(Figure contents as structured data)

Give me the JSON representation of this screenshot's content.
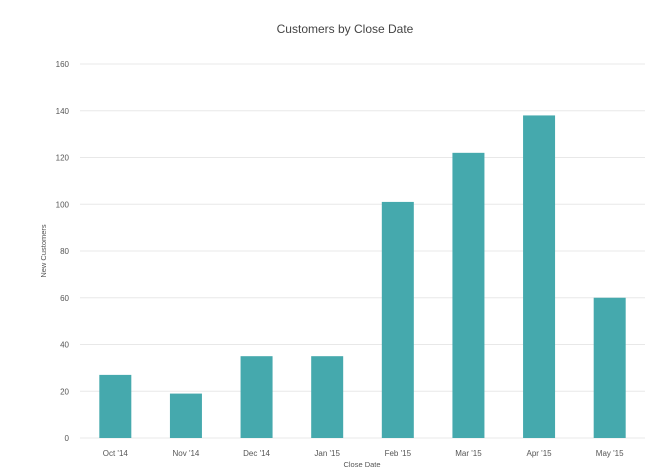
{
  "chart_data": {
    "type": "bar",
    "title": "Customers by Close Date",
    "xlabel": "Close Date",
    "ylabel": "New Customers",
    "categories": [
      "Oct '14",
      "Nov '14",
      "Dec '14",
      "Jan '15",
      "Feb '15",
      "Mar '15",
      "Apr '15",
      "May '15"
    ],
    "values": [
      27,
      19,
      35,
      35,
      101,
      122,
      138,
      60
    ],
    "ylim": [
      0,
      160
    ],
    "yticks": [
      0,
      20,
      40,
      60,
      80,
      100,
      120,
      140,
      160
    ],
    "grid": true,
    "legend": "none",
    "bar_color": "#45a9ad",
    "grid_color": "#e8e8e8"
  }
}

Written problem: Scan the lines above for "Customers", then copy every one that has it.

Result for this exercise:
    "title": "Customers by Close Date",
    "ylabel": "New Customers",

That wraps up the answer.